* _Data records_:
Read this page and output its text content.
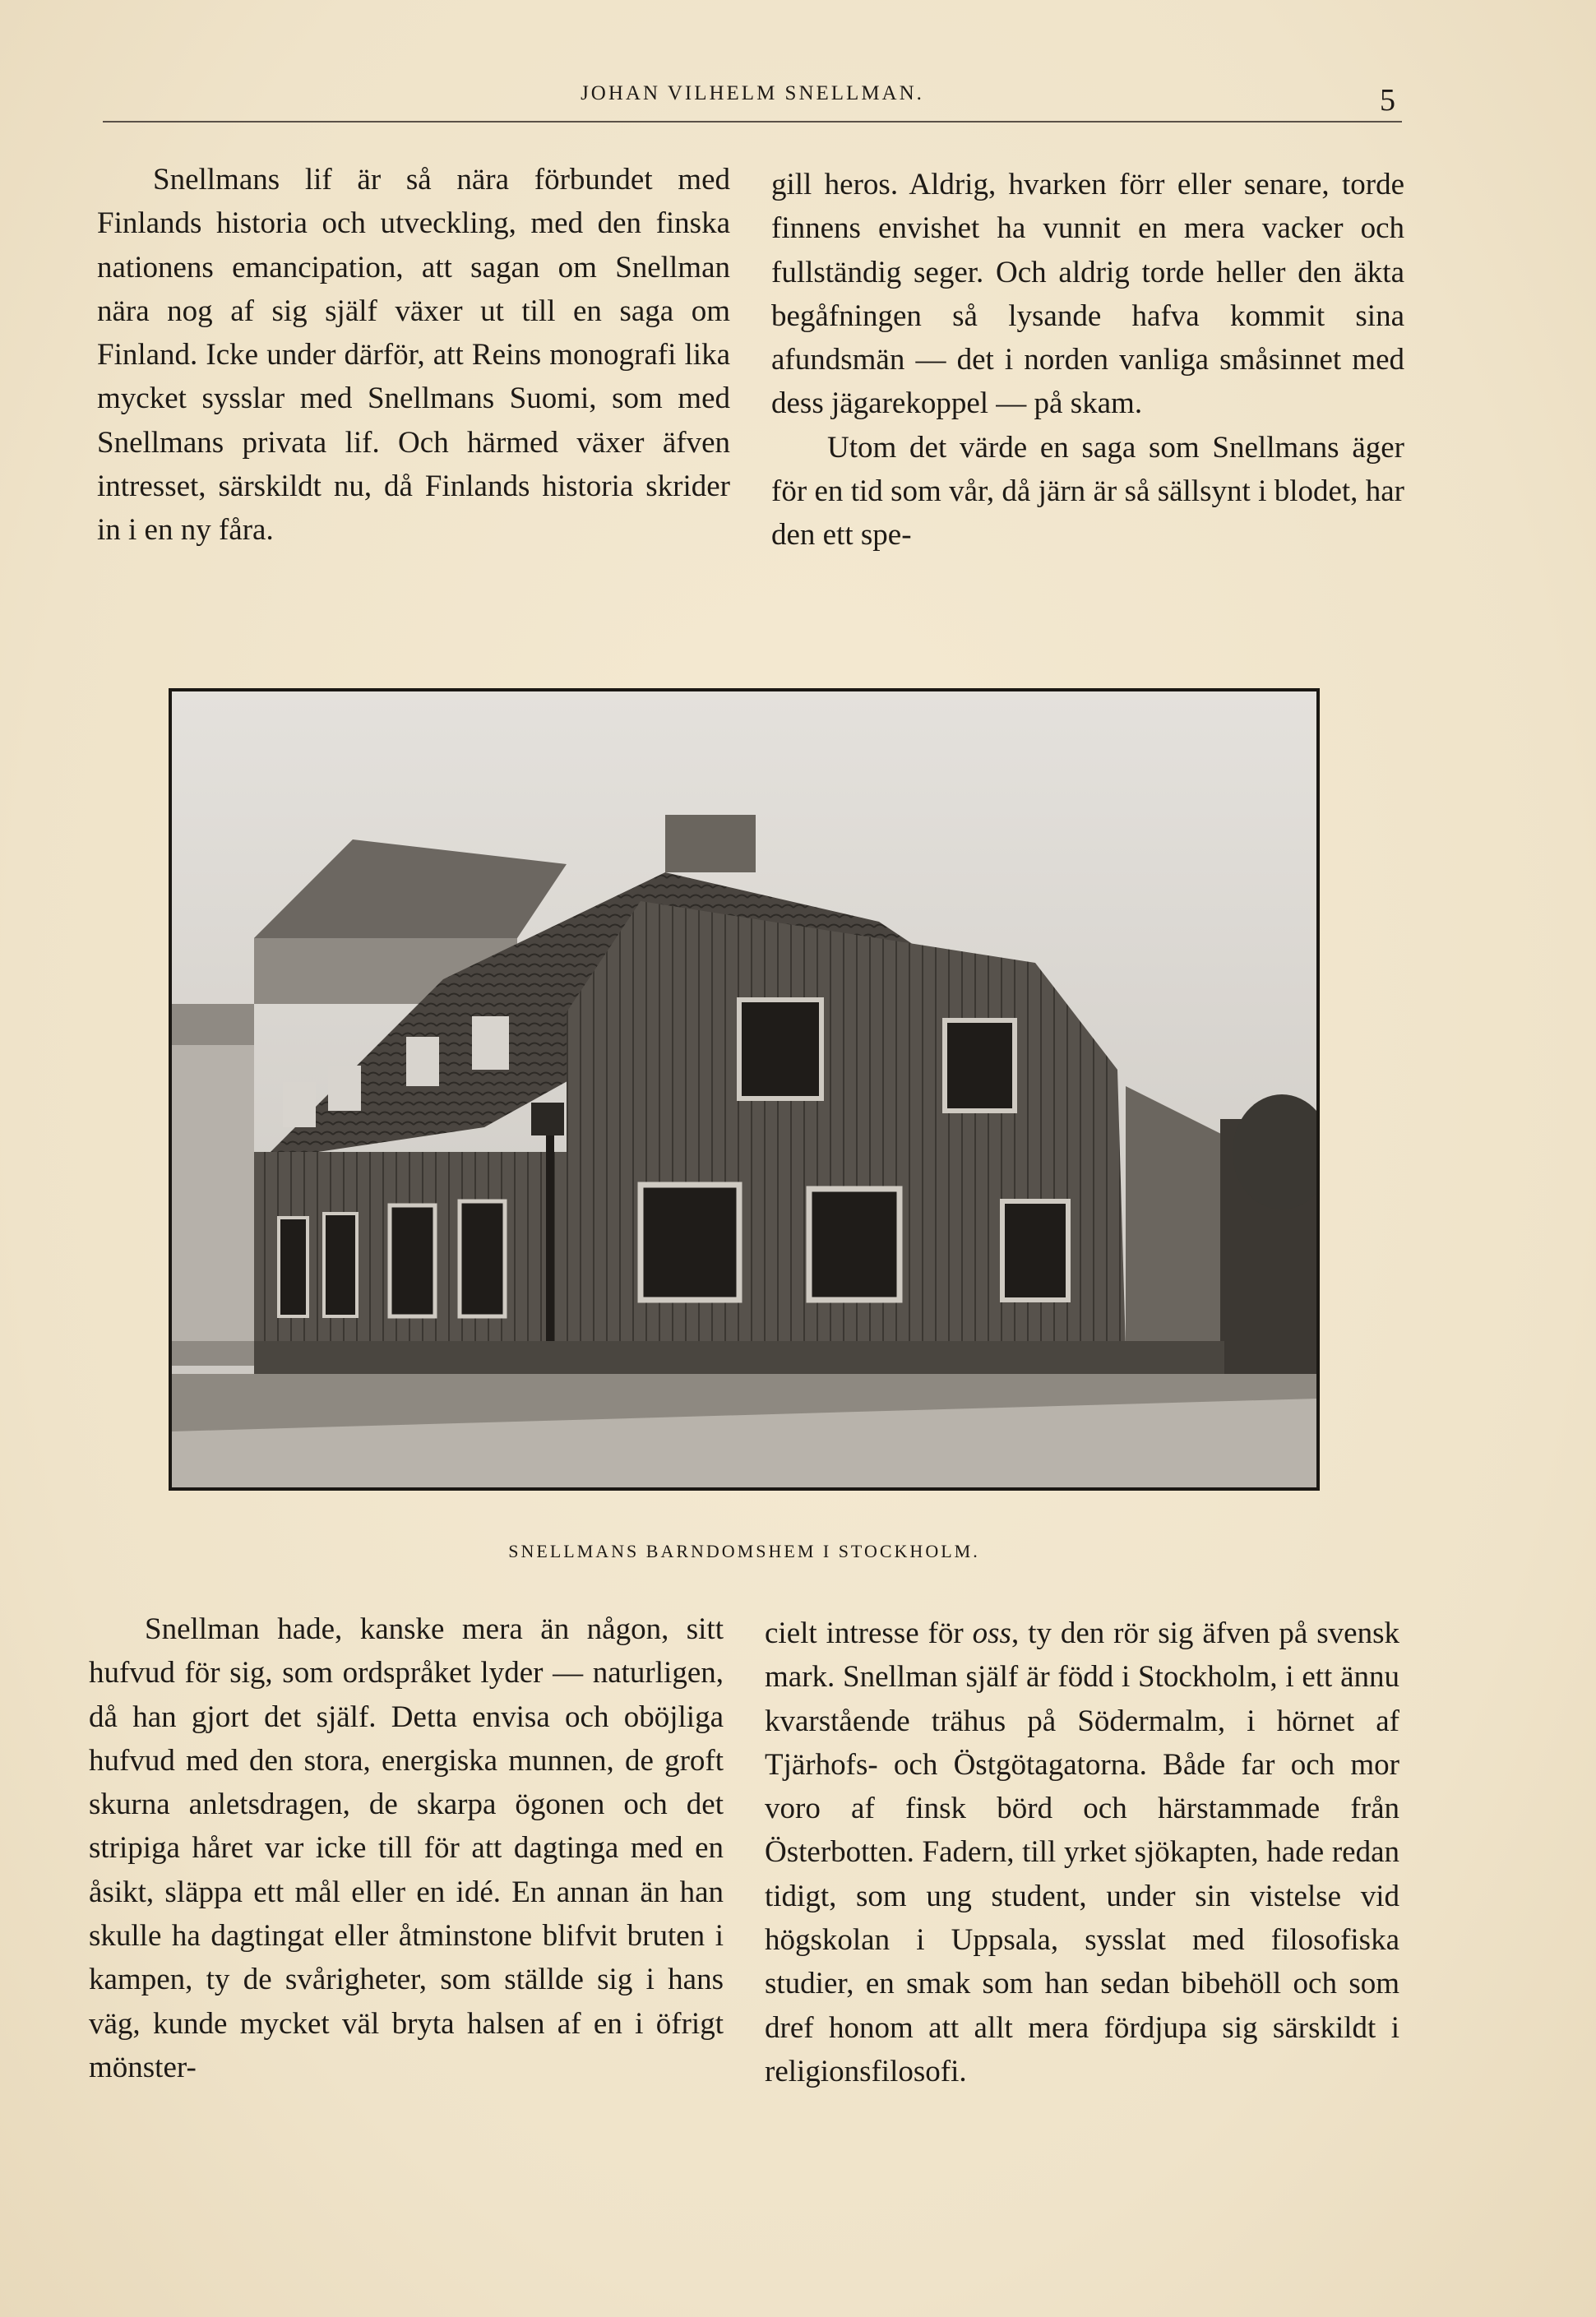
JOHAN VILHELM SNELLMAN.	5

Snellmans lif är så nära förbundet med Finlands historia och utveckling, med den finska nationens emancipation, att sagan om Snellman nära nog af sig själf växer ut till en saga om Finland. Icke under därför, att Reins monografi lika mycket sysslar med Snellmans Suomi, som med Snellmans privata lif. Och härmed växer äfven intresset, särskildt nu, då Finlands historia skrider in i en ny fåra.

gill heros. Aldrig, hvarken förr eller senare, torde finnens envishet ha vunnit en mera vacker och fullständig seger. Och aldrig torde heller den äkta begåfningen så lysande hafva kommit sina afundsmän — det i norden vanliga småsinnet med dess jägarekoppel — på skam.

Utom det värde en saga som Snellmans äger för en tid som vår, då järn är så sällsynt i blodet, har den ett spe-

SNELLMANS BARNDOMSHEM I STOCKHOLM.

Snellman hade, kanske mera än någon, sitt hufvud för sig, som ordspråket lyder — naturligen, då han gjort det själf. Detta envisa och oböjliga hufvud med den stora, energiska munnen, de groft skurna anletsdragen, de skarpa ögonen och det stripiga håret var icke till för att dagtinga med en åsikt, släppa ett mål eller en idé. En annan än han skulle ha dagtingat eller åtminstone blifvit bruten i kampen, ty de svårigheter, som ställde sig i hans väg, kunde mycket väl bryta halsen af en i öfrigt mönster-

cielt intresse för oss, ty den rör sig äfven på svensk mark. Snellman själf är född i Stockholm, i ett ännu kvarstående trähus på Södermalm, i hörnet af Tjärhofs- och Östgötagatorna. Både far och mor voro af finsk börd och härstammade från Österbotten. Fadern, till yrket sjökapten, hade redan tidigt, som ung student, under sin vistelse vid högskolan i Uppsala, sysslat med filosofiska studier, en smak som han sedan bibehöll och som dref honom att allt mera fördjupa sig särskildt i religionsfilosofi.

* _PROBLEM_: Omit the pictures and restate the rest of the records verbatim.

* _THE RESULT_:
Read this page and output its text content.
JOHAN VILHELM SNELLMAN.	5

Snellmans lif är så nära förbundet med Finlands historia och utveckling, med den finska nationens emancipation, att sagan om Snellman nära nog af sig själf växer ut till en saga om Finland. Icke under därför, att Reins monografi lika mycket sysslar med Snellmans Suomi, som med Snellmans privata lif. Och härmed växer äfven intresset, särskildt nu, då Finlands historia skrider in i en ny fåra.

gill heros. Aldrig, hvarken förr eller senare, torde finnens envishet ha vunnit en mera vacker och fullständig seger. Och aldrig torde heller den äkta begåfningen så lysande hafva kommit sina afundsmän — det i norden vanliga småsinnet med dess jägarekoppel — på skam.

Utom det värde en saga som Snellmans äger för en tid som vår, då järn är så sällsynt i blodet, har den ett spe-

SNELLMANS BARNDOMSHEM I STOCKHOLM.

Snellman hade, kanske mera än någon, sitt hufvud för sig, som ordspråket lyder — naturligen, då han gjort det själf. Detta envisa och oböjliga hufvud med den stora, energiska munnen, de groft skurna anletsdragen, de skarpa ögonen och det stripiga håret var icke till för att dagtinga med en åsikt, släppa ett mål eller en idé. En annan än han skulle ha dagtingat eller åtminstone blifvit bruten i kampen, ty de svårigheter, som ställde sig i hans väg, kunde mycket väl bryta halsen af en i öfrigt mönster-

cielt intresse för oss, ty den rör sig äfven på svensk mark. Snellman själf är född i Stockholm, i ett ännu kvarstående trähus på Södermalm, i hörnet af Tjärhofs- och Östgötagatorna. Både far och mor voro af finsk börd och härstammade från Österbotten. Fadern, till yrket sjökapten, hade redan tidigt, som ung student, under sin vistelse vid högskolan i Uppsala, sysslat med filosofiska studier, en smak som han sedan bibehöll och som dref honom att allt mera fördjupa sig särskildt i religionsfilosofi.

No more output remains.